** Begin EXTRACTED MATERIAL **

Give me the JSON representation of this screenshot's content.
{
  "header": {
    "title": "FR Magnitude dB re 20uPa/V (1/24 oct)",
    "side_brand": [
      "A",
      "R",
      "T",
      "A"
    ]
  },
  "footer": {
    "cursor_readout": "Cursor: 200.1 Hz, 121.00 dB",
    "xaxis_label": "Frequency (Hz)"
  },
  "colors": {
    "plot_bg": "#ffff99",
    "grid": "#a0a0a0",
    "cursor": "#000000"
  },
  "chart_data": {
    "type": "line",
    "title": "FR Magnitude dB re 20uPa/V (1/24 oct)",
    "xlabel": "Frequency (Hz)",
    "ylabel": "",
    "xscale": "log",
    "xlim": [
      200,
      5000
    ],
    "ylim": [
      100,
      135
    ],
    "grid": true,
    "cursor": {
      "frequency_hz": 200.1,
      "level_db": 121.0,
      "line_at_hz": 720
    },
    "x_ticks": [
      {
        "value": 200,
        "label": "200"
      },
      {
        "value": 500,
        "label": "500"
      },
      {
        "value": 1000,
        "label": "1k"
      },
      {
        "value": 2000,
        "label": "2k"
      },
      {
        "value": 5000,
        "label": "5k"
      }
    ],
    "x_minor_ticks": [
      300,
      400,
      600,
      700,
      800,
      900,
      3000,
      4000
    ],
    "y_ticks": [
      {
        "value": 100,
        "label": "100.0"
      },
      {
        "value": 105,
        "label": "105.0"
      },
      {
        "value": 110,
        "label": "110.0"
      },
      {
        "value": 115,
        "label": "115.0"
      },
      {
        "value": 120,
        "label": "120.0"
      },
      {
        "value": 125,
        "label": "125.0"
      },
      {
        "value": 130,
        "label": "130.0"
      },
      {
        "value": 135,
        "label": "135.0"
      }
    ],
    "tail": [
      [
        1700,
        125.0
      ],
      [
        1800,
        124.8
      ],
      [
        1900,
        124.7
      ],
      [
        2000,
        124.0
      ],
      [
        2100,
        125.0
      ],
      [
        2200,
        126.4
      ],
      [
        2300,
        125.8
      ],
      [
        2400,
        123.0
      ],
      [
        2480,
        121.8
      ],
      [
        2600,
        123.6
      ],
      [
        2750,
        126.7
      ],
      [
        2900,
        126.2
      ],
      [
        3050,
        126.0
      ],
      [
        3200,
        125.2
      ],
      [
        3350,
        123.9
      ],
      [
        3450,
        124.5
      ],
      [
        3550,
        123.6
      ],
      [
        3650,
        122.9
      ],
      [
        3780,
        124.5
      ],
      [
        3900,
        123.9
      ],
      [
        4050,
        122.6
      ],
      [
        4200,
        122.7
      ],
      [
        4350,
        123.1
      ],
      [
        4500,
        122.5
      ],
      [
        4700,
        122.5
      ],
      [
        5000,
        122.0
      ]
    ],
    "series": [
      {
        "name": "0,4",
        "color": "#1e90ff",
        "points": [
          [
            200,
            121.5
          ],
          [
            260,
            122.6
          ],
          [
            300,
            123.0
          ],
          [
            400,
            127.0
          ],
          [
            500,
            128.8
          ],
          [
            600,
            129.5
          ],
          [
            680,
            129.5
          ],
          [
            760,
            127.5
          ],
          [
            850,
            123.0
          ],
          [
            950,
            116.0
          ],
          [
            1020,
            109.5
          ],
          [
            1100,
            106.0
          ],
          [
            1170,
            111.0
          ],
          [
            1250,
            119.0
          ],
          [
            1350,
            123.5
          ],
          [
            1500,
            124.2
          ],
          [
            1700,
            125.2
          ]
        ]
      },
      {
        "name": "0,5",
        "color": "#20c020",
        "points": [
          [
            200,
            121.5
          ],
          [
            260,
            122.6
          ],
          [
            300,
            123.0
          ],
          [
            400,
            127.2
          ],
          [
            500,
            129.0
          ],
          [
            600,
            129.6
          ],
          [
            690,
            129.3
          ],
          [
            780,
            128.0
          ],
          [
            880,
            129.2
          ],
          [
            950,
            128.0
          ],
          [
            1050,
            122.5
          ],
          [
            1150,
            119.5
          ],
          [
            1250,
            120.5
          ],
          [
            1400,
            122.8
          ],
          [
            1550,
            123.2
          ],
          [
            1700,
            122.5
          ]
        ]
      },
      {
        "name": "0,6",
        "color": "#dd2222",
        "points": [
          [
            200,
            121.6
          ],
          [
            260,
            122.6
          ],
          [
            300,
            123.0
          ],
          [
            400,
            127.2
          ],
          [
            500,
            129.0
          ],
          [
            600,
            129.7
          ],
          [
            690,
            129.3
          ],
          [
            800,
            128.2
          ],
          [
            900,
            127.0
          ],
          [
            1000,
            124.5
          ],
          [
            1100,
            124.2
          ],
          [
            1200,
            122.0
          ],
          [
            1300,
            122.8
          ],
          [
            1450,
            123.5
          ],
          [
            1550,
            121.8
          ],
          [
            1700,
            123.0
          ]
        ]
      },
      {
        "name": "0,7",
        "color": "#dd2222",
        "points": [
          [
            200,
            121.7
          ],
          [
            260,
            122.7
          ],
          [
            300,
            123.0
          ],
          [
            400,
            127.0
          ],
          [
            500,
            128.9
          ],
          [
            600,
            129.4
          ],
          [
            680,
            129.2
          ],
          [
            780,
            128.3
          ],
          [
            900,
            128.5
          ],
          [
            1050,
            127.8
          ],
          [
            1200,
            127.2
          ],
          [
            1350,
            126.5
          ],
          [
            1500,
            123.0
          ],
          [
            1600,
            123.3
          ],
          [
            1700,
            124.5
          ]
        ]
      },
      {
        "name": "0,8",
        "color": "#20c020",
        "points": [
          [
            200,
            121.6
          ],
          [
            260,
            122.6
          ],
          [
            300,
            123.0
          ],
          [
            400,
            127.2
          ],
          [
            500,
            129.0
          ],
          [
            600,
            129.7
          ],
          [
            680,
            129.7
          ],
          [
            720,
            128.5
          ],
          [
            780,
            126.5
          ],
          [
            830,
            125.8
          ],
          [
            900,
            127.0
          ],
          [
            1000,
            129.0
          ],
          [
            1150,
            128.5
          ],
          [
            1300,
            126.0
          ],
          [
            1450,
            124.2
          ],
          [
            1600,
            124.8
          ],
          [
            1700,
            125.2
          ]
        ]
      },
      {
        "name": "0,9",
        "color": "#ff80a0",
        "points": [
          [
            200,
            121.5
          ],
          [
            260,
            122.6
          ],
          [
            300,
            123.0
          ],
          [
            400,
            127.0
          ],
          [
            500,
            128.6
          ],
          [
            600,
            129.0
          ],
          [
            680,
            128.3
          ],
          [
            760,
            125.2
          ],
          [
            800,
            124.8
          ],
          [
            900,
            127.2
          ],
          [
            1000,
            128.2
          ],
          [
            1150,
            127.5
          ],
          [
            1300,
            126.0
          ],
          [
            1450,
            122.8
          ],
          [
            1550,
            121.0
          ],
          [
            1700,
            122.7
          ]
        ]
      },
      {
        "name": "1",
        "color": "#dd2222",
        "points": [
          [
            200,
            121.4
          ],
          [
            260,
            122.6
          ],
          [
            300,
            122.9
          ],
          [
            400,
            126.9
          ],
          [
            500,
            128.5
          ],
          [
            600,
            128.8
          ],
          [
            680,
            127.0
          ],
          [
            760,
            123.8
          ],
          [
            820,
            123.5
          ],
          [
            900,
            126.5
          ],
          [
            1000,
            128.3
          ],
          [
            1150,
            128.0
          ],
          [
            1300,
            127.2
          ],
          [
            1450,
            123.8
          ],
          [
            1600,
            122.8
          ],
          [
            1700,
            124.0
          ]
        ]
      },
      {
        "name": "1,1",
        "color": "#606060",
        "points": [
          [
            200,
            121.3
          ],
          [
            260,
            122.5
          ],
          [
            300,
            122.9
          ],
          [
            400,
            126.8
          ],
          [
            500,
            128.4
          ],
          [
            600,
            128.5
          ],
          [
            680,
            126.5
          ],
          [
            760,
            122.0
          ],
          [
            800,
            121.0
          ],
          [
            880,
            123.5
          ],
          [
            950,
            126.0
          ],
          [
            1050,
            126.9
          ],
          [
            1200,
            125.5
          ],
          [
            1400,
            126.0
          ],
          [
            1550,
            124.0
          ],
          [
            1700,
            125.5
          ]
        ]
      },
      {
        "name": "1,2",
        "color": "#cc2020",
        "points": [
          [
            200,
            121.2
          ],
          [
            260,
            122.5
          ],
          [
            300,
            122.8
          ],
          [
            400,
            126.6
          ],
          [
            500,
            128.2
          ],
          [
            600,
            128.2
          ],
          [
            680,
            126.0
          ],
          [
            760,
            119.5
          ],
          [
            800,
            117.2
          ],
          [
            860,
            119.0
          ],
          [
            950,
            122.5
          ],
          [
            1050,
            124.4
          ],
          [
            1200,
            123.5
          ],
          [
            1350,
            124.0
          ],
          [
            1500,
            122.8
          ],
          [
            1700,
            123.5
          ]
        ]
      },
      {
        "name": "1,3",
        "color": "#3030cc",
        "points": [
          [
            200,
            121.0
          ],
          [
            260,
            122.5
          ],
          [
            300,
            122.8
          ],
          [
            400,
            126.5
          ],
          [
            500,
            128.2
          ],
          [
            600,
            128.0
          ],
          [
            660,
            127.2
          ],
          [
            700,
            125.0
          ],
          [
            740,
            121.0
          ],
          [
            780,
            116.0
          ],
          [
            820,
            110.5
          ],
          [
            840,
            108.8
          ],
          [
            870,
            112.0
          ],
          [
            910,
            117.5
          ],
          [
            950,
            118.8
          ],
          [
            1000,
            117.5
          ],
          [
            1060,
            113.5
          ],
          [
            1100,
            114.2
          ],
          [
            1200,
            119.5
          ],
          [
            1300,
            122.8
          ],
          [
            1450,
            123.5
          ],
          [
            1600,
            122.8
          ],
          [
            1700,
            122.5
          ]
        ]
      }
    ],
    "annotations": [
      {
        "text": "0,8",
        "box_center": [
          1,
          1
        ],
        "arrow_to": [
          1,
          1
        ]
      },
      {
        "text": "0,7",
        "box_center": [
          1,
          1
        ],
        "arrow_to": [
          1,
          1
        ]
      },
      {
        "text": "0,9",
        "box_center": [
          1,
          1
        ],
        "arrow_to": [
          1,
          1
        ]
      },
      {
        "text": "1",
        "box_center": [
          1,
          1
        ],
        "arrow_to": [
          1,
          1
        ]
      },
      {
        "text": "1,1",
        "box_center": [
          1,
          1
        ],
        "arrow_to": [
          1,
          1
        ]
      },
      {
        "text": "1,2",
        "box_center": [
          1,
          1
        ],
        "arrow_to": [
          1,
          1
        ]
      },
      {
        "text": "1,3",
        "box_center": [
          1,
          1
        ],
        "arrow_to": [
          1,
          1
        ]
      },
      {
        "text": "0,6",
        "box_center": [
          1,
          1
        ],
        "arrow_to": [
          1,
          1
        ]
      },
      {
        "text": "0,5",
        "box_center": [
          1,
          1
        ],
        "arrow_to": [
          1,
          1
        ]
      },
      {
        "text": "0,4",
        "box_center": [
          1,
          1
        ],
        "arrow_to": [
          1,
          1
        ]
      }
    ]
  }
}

** End EXTRACTED MATERIAL **

• _WHAT IS ASKED_:
Copy out every line in the entries above that holds "name".

• _WRITTEN REPLY_:
        "name": "0,4",
        "name": "0,5",
        "name": "0,6",
        "name": "0,7",
        "name": "0,8",
        "name": "0,9",
        "name": "1",
        "name": "1,1",
        "name": "1,2",
        "name": "1,3",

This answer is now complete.